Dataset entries
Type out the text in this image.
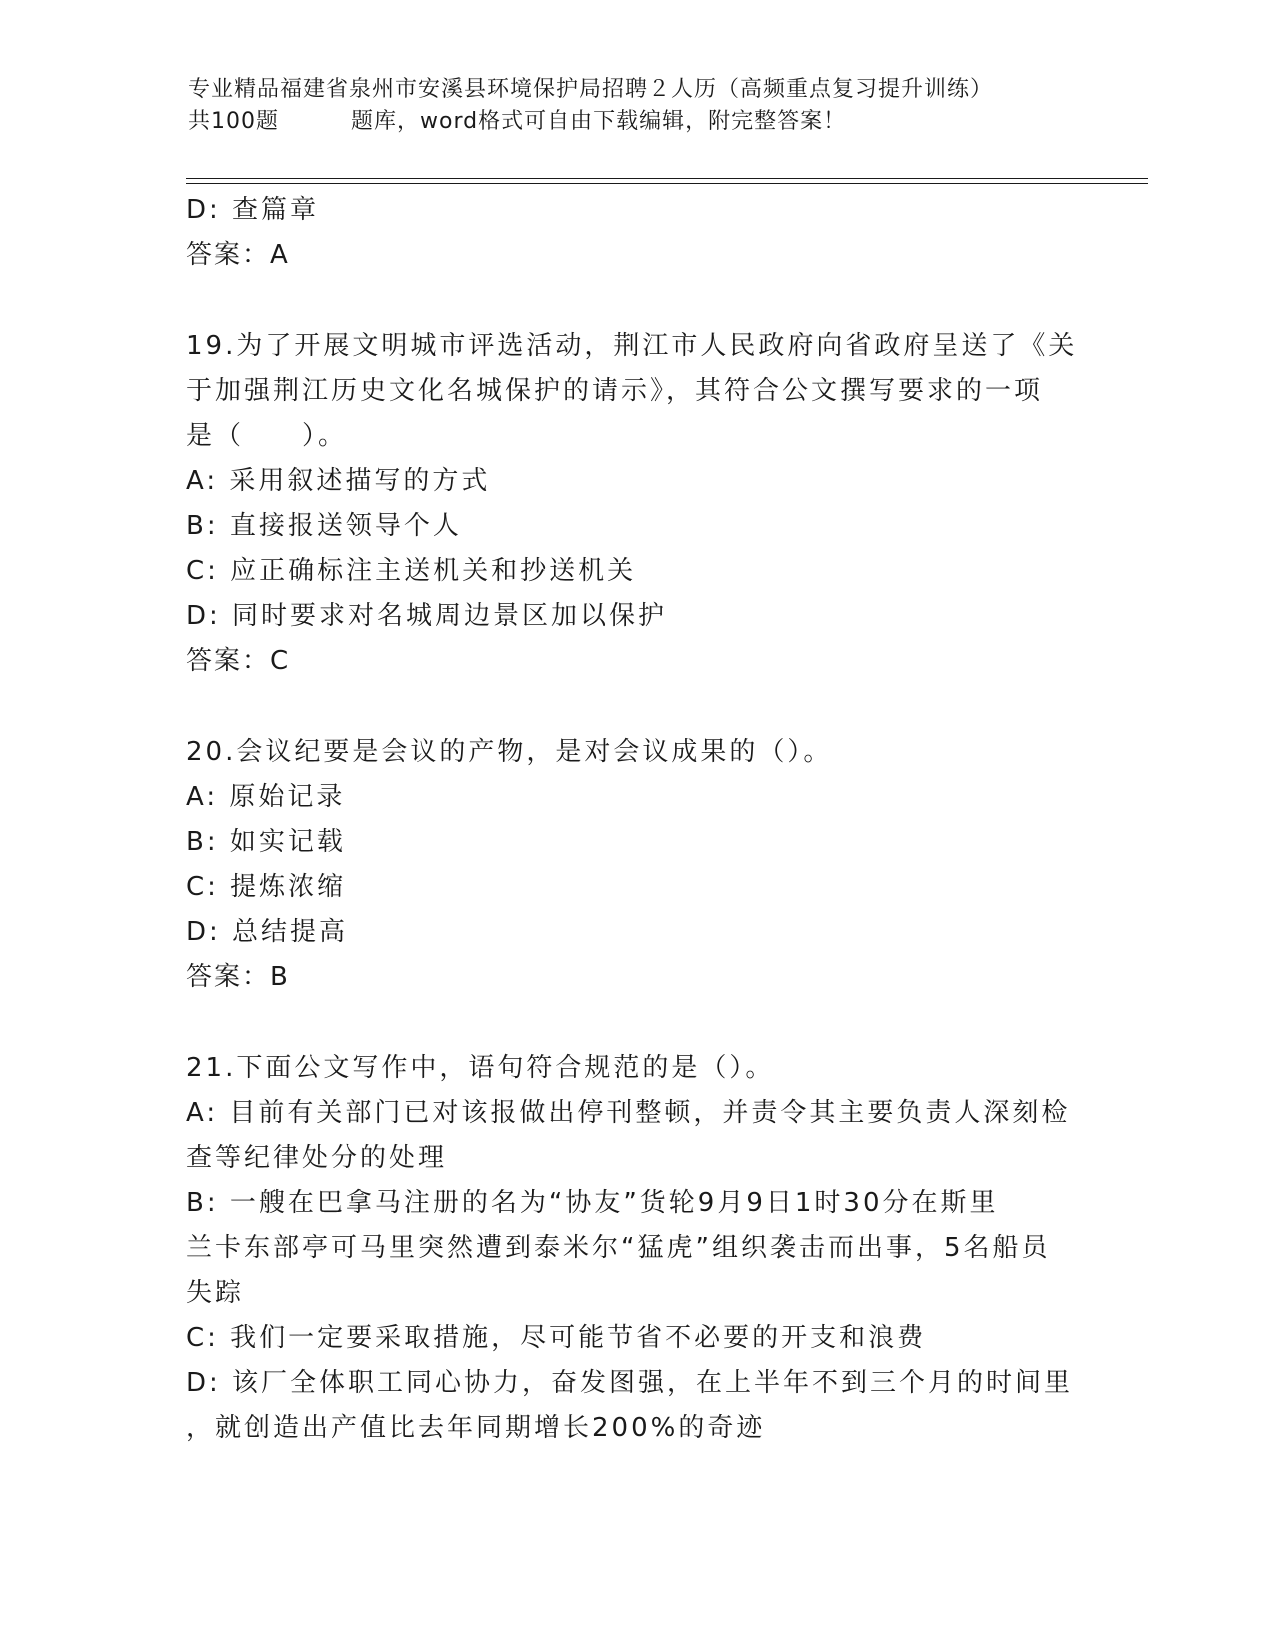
专业精品福建省泉州市安溪县环境保护局招聘２人历（高频重点复习提升训练）
共100题	题库，word格式可自由下载编辑，附完整答案！
D: 查篇章
答案：A
19.为了开展文明城市评选活动，荆江市人民政府向省政府呈送了《关
于加强荆江历史文化名城保护的请示》，其符合公文撰写要求的一项
是（　　）。
A: 采用叙述描写的方式
B: 直接报送领导个人
C: 应正确标注主送机关和抄送机关
D: 同时要求对名城周边景区加以保护
答案：C
20.会议纪要是会议的产物，是对会议成果的（）。
A: 原始记录
B: 如实记载
C: 提炼浓缩
D: 总结提高
答案：B
21.下面公文写作中，语句符合规范的是（）。
A: 目前有关部门已对该报做出停刊整顿，并责令其主要负责人深刻检
查等纪律处分的处理
B: 一艘在巴拿马注册的名为“协友”货轮9月9日1时30分在斯里
兰卡东部亭可马里突然遭到泰米尔“猛虎”组织袭击而出事，5名船员
失踪
C: 我们一定要采取措施，尽可能节省不必要的开支和浪费
D: 该厂全体职工同心协力，奋发图强，在上半年不到三个月的时间里
，就创造出产值比去年同期增长200%的奇迹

Problem requirements :: Extract the full listing exactly, with the pictures left out.

Worked solution ::
Type out the text in this image.
专业精品福建省泉州市安溪县环境保护局招聘２人历（高频重点复习提升训练）
共100题	题库，word格式可自由下载编辑，附完整答案！
D: 查篇章
答案：A
19.为了开展文明城市评选活动，荆江市人民政府向省政府呈送了《关
于加强荆江历史文化名城保护的请示》，其符合公文撰写要求的一项
是（　　）。
A: 采用叙述描写的方式
B: 直接报送领导个人
C: 应正确标注主送机关和抄送机关
D: 同时要求对名城周边景区加以保护
答案：C
20.会议纪要是会议的产物，是对会议成果的（）。
A: 原始记录
B: 如实记载
C: 提炼浓缩
D: 总结提高
答案：B
21.下面公文写作中，语句符合规范的是（）。
A: 目前有关部门已对该报做出停刊整顿，并责令其主要负责人深刻检
查等纪律处分的处理
B: 一艘在巴拿马注册的名为“协友”货轮9月9日1时30分在斯里
兰卡东部亭可马里突然遭到泰米尔“猛虎”组织袭击而出事，5名船员
失踪
C: 我们一定要采取措施，尽可能节省不必要的开支和浪费
D: 该厂全体职工同心协力，奋发图强，在上半年不到三个月的时间里
，就创造出产值比去年同期增长200%的奇迹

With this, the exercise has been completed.